▸ RECORD EXCERPTS
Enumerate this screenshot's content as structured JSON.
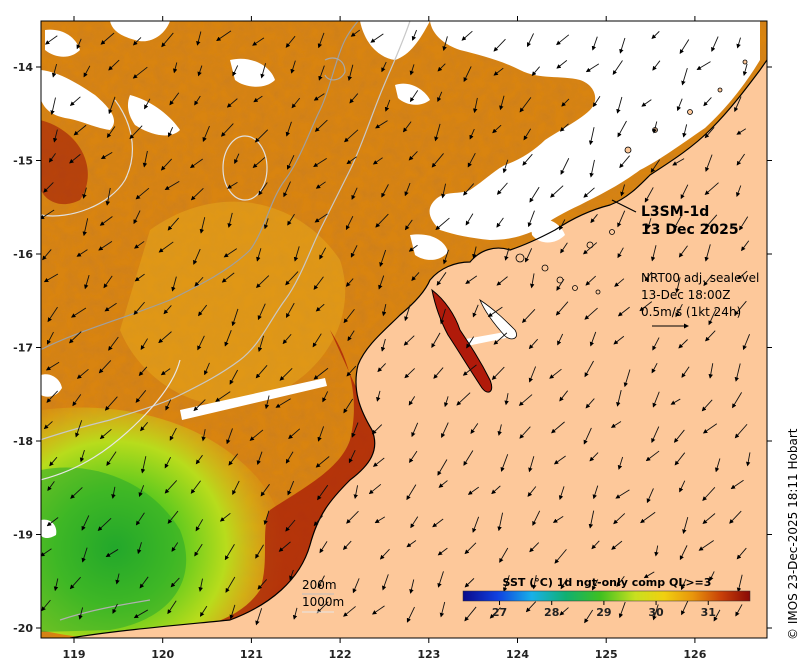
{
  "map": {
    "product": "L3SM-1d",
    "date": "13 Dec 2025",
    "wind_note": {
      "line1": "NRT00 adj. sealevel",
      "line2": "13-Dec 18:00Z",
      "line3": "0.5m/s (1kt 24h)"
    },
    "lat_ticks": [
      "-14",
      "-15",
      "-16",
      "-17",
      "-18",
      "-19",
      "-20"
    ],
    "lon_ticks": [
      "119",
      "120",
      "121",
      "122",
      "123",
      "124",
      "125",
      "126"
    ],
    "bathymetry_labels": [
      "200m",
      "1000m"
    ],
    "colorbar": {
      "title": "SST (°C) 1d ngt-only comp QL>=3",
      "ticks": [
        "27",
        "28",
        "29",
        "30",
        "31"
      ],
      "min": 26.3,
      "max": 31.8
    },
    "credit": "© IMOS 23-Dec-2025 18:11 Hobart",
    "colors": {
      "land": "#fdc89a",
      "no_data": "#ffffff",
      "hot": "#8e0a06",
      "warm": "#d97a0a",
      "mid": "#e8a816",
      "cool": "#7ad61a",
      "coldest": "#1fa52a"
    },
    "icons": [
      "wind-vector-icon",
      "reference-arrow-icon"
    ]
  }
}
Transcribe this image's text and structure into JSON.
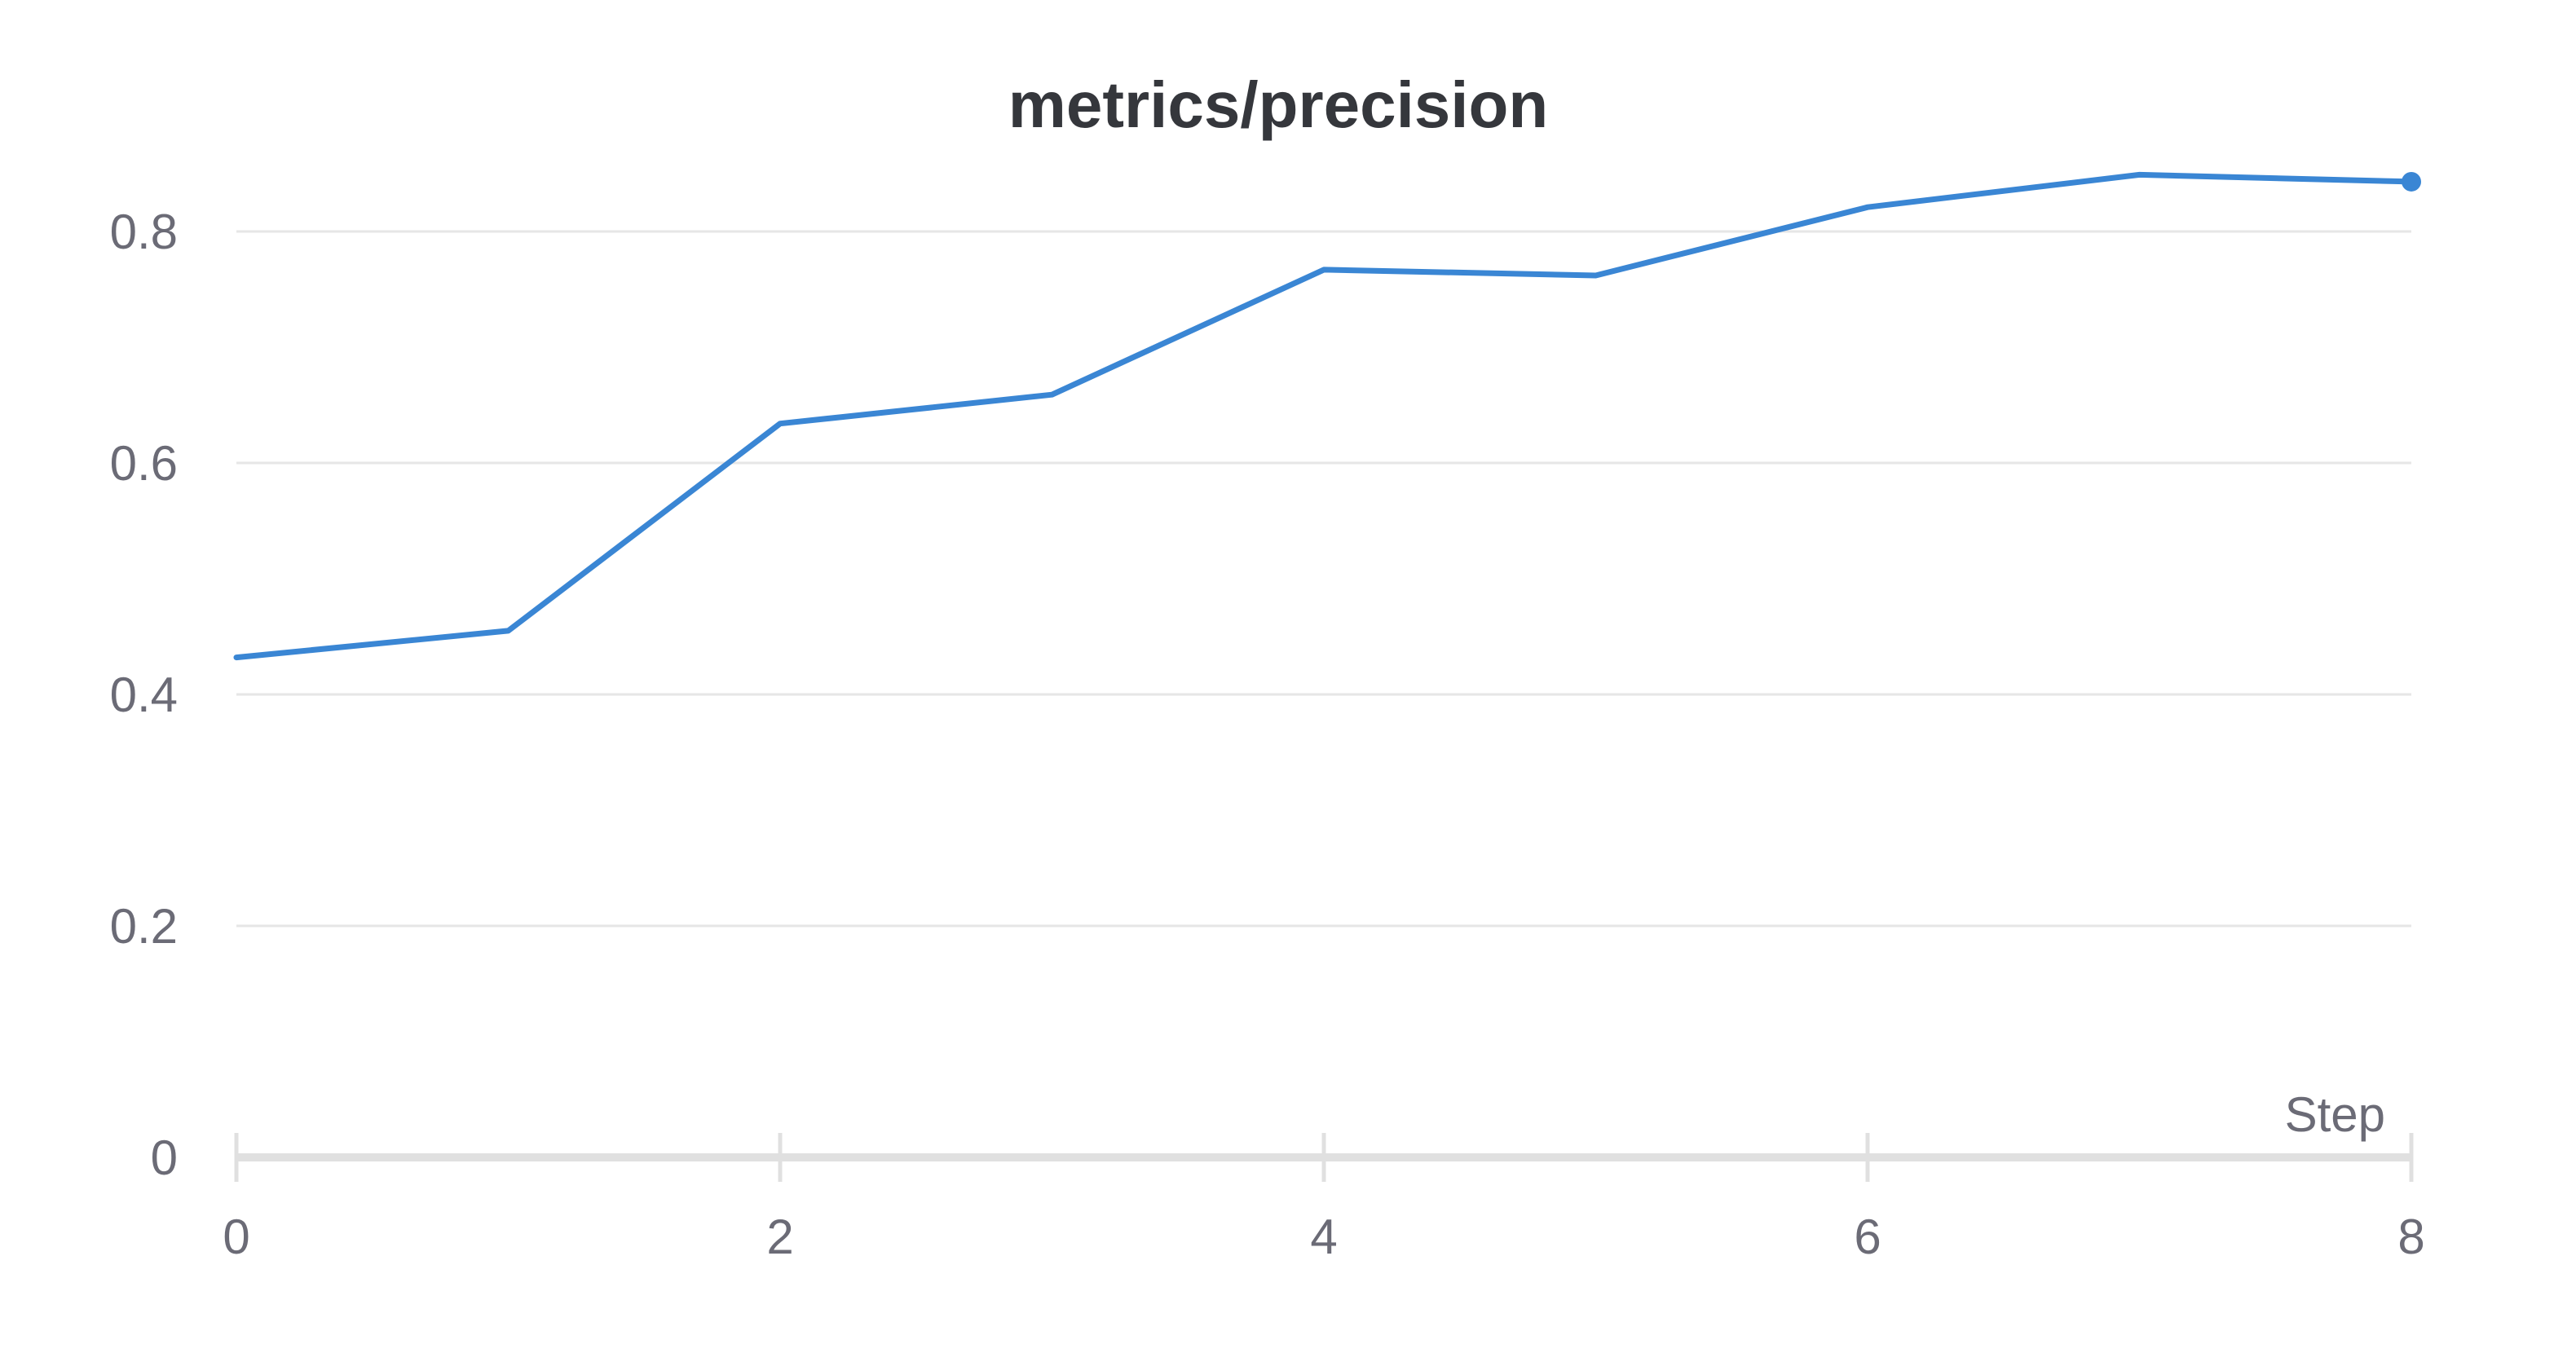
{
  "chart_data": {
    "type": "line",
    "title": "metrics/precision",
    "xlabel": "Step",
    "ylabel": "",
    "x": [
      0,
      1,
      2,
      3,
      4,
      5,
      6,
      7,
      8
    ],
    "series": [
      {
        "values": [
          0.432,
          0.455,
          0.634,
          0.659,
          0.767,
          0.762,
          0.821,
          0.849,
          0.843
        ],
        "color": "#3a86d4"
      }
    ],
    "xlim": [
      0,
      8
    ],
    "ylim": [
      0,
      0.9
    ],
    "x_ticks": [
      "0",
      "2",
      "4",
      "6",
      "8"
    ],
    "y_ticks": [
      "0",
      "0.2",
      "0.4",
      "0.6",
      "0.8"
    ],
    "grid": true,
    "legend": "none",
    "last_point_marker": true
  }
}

---

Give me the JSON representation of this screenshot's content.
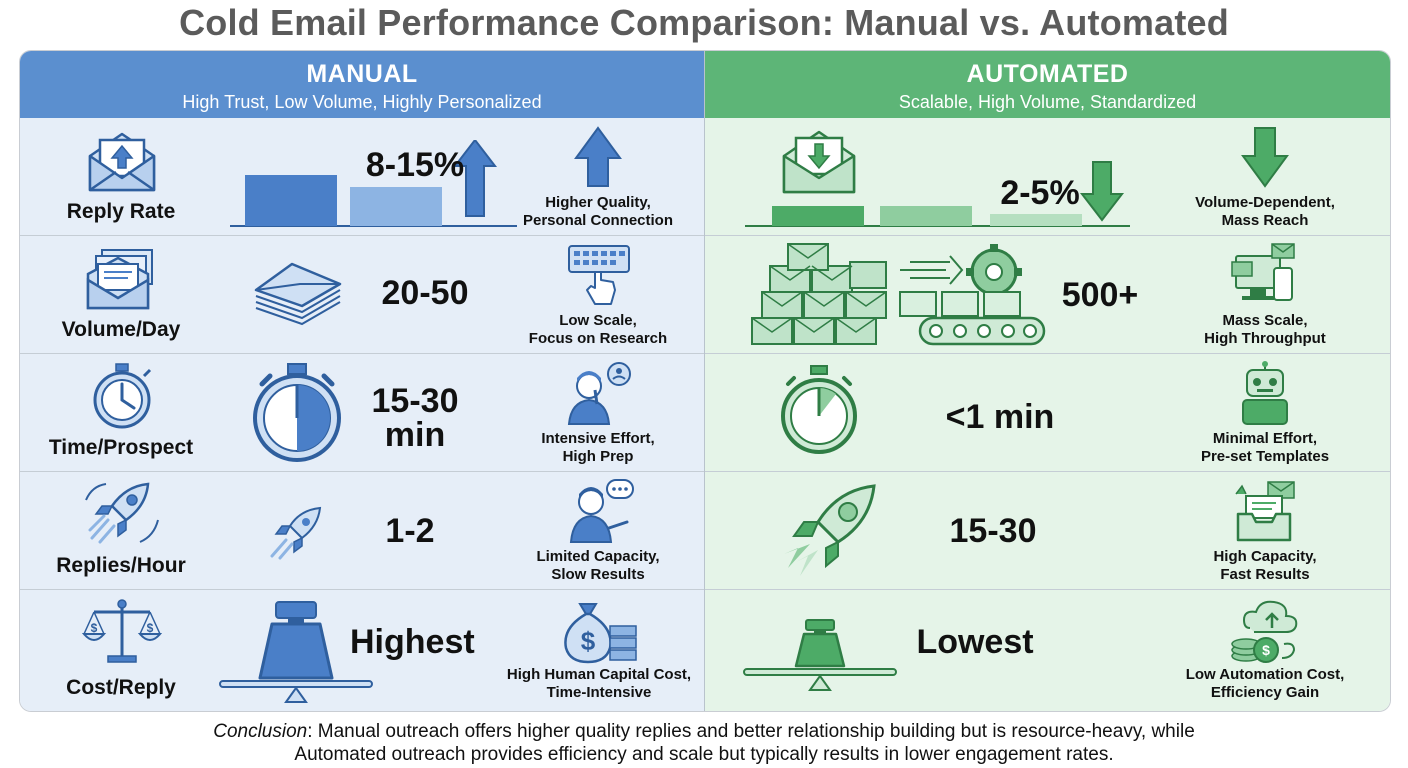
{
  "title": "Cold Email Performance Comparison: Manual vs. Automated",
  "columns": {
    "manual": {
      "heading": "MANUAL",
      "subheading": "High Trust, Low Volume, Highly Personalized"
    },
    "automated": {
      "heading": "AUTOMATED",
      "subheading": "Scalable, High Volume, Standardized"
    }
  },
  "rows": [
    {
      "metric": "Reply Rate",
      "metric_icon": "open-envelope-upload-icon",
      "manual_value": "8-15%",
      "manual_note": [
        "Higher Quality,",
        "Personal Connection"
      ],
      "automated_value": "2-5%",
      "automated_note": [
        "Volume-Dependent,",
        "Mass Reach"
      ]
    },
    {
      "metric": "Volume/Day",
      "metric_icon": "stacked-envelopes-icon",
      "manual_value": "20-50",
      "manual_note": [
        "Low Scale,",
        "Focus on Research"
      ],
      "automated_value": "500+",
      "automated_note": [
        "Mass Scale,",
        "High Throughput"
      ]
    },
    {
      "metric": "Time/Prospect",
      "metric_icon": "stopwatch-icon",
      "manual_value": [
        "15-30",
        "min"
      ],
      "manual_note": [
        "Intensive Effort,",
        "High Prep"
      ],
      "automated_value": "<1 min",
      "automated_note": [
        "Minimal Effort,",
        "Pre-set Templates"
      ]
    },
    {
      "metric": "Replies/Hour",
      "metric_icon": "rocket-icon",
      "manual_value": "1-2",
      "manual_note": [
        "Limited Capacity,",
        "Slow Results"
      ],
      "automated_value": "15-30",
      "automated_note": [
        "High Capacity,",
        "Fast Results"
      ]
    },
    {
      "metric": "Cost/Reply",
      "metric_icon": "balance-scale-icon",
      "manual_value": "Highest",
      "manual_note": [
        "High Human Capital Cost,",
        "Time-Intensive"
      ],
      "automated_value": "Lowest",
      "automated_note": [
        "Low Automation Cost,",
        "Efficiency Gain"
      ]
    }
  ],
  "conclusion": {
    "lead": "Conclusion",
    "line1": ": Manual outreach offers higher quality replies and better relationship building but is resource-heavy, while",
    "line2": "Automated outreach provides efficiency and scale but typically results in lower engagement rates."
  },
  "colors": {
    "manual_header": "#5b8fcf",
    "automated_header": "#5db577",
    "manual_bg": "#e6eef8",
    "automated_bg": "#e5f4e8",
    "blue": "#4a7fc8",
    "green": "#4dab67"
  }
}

▸ GIVEN REQUEST
Read through the lines above and collect those that contain the string "title".

▸ RESPONSE TO THE EXERCISE
      "title": "SST (°C) 1d ngt-only comp QL>=3",
    "title": "metrics/precision",
  "title": "Cold Email Performance Comparison: Manual vs. Automated",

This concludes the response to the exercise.